___ Input rows ___

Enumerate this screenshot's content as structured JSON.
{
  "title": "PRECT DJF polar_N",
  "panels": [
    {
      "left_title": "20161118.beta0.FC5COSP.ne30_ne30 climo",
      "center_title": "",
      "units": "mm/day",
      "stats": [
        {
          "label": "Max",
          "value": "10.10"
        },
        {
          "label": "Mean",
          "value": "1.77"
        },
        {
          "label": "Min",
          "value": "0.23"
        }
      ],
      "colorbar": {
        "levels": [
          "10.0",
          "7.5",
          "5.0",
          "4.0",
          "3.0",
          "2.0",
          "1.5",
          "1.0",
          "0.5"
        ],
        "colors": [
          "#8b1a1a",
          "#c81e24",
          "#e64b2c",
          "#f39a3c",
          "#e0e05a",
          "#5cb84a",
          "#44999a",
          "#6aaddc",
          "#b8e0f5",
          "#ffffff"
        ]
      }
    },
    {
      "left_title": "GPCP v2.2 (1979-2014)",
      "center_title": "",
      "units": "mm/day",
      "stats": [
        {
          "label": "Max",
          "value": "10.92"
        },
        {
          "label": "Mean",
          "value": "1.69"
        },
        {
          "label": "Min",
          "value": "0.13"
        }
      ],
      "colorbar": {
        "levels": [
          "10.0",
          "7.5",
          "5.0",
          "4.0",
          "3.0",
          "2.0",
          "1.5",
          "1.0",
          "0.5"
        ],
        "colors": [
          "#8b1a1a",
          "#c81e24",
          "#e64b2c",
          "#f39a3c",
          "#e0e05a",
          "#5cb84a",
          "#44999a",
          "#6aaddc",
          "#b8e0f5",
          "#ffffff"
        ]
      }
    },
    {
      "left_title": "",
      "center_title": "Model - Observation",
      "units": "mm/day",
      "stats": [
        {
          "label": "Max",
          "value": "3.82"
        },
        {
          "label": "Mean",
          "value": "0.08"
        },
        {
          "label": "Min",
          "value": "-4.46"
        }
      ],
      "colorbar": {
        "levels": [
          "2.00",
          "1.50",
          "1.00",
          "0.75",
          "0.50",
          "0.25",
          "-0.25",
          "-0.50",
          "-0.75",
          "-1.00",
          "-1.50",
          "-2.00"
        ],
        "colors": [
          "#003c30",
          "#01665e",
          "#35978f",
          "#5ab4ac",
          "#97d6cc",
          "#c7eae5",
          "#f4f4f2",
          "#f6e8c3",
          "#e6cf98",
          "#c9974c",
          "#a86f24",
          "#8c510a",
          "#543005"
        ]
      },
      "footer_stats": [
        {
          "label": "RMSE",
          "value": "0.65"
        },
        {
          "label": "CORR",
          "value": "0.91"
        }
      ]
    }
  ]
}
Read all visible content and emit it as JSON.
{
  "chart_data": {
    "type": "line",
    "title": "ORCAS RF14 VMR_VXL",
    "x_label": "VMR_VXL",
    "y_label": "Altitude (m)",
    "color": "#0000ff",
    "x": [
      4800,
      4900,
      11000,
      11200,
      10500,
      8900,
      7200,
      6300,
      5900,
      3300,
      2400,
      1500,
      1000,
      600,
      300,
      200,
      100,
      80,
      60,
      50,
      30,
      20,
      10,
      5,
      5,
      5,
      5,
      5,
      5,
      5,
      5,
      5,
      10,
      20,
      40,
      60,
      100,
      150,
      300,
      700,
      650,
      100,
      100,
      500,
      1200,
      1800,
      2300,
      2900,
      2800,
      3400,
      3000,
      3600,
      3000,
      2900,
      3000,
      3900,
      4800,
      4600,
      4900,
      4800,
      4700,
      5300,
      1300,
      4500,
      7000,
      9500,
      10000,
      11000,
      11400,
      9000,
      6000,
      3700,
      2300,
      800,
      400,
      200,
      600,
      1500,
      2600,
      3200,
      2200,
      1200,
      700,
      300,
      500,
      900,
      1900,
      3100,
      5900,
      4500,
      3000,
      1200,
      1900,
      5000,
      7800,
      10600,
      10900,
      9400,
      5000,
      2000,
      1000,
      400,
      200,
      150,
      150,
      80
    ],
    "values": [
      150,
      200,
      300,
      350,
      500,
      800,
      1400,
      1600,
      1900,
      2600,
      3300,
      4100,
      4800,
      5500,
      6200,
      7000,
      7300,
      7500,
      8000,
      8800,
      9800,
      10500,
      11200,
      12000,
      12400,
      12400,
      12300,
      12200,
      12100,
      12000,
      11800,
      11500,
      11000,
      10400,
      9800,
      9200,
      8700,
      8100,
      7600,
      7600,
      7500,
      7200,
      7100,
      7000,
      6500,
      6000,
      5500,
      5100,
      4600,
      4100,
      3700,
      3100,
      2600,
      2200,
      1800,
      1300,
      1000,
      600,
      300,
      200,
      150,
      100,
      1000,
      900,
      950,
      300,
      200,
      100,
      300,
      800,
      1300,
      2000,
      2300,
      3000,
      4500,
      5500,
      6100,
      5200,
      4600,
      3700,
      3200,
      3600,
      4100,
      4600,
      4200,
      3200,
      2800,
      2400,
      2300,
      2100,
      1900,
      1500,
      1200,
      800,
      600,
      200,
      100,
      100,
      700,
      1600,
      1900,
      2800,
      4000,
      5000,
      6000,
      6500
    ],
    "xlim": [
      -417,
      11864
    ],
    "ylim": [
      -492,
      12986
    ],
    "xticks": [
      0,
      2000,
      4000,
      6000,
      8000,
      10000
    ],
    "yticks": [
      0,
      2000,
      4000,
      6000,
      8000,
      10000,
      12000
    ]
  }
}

___

> _Directions_:
Reproduce the material in full, with no word added or dropped.

> _Output of the exercise_:
Enumerate this screenshot's content as structured JSON.
{
  "title": "PRECT DJF polar_N",
  "panels": [
    {
      "left_title": "20161118.beta0.FC5COSP.ne30_ne30 climo",
      "center_title": "",
      "units": "mm/day",
      "stats": [
        {
          "label": "Max",
          "value": "10.10"
        },
        {
          "label": "Mean",
          "value": "1.77"
        },
        {
          "label": "Min",
          "value": "0.23"
        }
      ],
      "colorbar": {
        "levels": [
          "10.0",
          "7.5",
          "5.0",
          "4.0",
          "3.0",
          "2.0",
          "1.5",
          "1.0",
          "0.5"
        ],
        "colors": [
          "#8b1a1a",
          "#c81e24",
          "#e64b2c",
          "#f39a3c",
          "#e0e05a",
          "#5cb84a",
          "#44999a",
          "#6aaddc",
          "#b8e0f5",
          "#ffffff"
        ]
      }
    },
    {
      "left_title": "GPCP v2.2 (1979-2014)",
      "center_title": "",
      "units": "mm/day",
      "stats": [
        {
          "label": "Max",
          "value": "10.92"
        },
        {
          "label": "Mean",
          "value": "1.69"
        },
        {
          "label": "Min",
          "value": "0.13"
        }
      ],
      "colorbar": {
        "levels": [
          "10.0",
          "7.5",
          "5.0",
          "4.0",
          "3.0",
          "2.0",
          "1.5",
          "1.0",
          "0.5"
        ],
        "colors": [
          "#8b1a1a",
          "#c81e24",
          "#e64b2c",
          "#f39a3c",
          "#e0e05a",
          "#5cb84a",
          "#44999a",
          "#6aaddc",
          "#b8e0f5",
          "#ffffff"
        ]
      }
    },
    {
      "left_title": "",
      "center_title": "Model - Observation",
      "units": "mm/day",
      "stats": [
        {
          "label": "Max",
          "value": "3.82"
        },
        {
          "label": "Mean",
          "value": "0.08"
        },
        {
          "label": "Min",
          "value": "-4.46"
        }
      ],
      "colorbar": {
        "levels": [
          "2.00",
          "1.50",
          "1.00",
          "0.75",
          "0.50",
          "0.25",
          "-0.25",
          "-0.50",
          "-0.75",
          "-1.00",
          "-1.50",
          "-2.00"
        ],
        "colors": [
          "#003c30",
          "#01665e",
          "#35978f",
          "#5ab4ac",
          "#97d6cc",
          "#c7eae5",
          "#f4f4f2",
          "#f6e8c3",
          "#e6cf98",
          "#c9974c",
          "#a86f24",
          "#8c510a",
          "#543005"
        ]
      },
      "footer_stats": [
        {
          "label": "RMSE",
          "value": "0.65"
        },
        {
          "label": "CORR",
          "value": "0.91"
        }
      ]
    }
  ]
}
Read all visible content and emit it as JSON.
{
  "chart_data": {
    "type": "line",
    "title": "ORCAS RF14 VMR_VXL",
    "x_label": "VMR_VXL",
    "y_label": "Altitude (m)",
    "color": "#0000ff",
    "x": [
      4800,
      4900,
      11000,
      11200,
      10500,
      8900,
      7200,
      6300,
      5900,
      3300,
      2400,
      1500,
      1000,
      600,
      300,
      200,
      100,
      80,
      60,
      50,
      30,
      20,
      10,
      5,
      5,
      5,
      5,
      5,
      5,
      5,
      5,
      5,
      10,
      20,
      40,
      60,
      100,
      150,
      300,
      700,
      650,
      100,
      100,
      500,
      1200,
      1800,
      2300,
      2900,
      2800,
      3400,
      3000,
      3600,
      3000,
      2900,
      3000,
      3900,
      4800,
      4600,
      4900,
      4800,
      4700,
      5300,
      1300,
      4500,
      7000,
      9500,
      10000,
      11000,
      11400,
      9000,
      6000,
      3700,
      2300,
      800,
      400,
      200,
      600,
      1500,
      2600,
      3200,
      2200,
      1200,
      700,
      300,
      500,
      900,
      1900,
      3100,
      5900,
      4500,
      3000,
      1200,
      1900,
      5000,
      7800,
      10600,
      10900,
      9400,
      5000,
      2000,
      1000,
      400,
      200,
      150,
      150,
      80
    ],
    "values": [
      150,
      200,
      300,
      350,
      500,
      800,
      1400,
      1600,
      1900,
      2600,
      3300,
      4100,
      4800,
      5500,
      6200,
      7000,
      7300,
      7500,
      8000,
      8800,
      9800,
      10500,
      11200,
      12000,
      12400,
      12400,
      12300,
      12200,
      12100,
      12000,
      11800,
      11500,
      11000,
      10400,
      9800,
      9200,
      8700,
      8100,
      7600,
      7600,
      7500,
      7200,
      7100,
      7000,
      6500,
      6000,
      5500,
      5100,
      4600,
      4100,
      3700,
      3100,
      2600,
      2200,
      1800,
      1300,
      1000,
      600,
      300,
      200,
      150,
      100,
      1000,
      900,
      950,
      300,
      200,
      100,
      300,
      800,
      1300,
      2000,
      2300,
      3000,
      4500,
      5500,
      6100,
      5200,
      4600,
      3700,
      3200,
      3600,
      4100,
      4600,
      4200,
      3200,
      2800,
      2400,
      2300,
      2100,
      1900,
      1500,
      1200,
      800,
      600,
      200,
      100,
      100,
      700,
      1600,
      1900,
      2800,
      4000,
      5000,
      6000,
      6500
    ],
    "xlim": [
      -417,
      11864
    ],
    "ylim": [
      -492,
      12986
    ],
    "xticks": [
      0,
      2000,
      4000,
      6000,
      8000,
      10000
    ],
    "yticks": [
      0,
      2000,
      4000,
      6000,
      8000,
      10000,
      12000
    ]
  }
}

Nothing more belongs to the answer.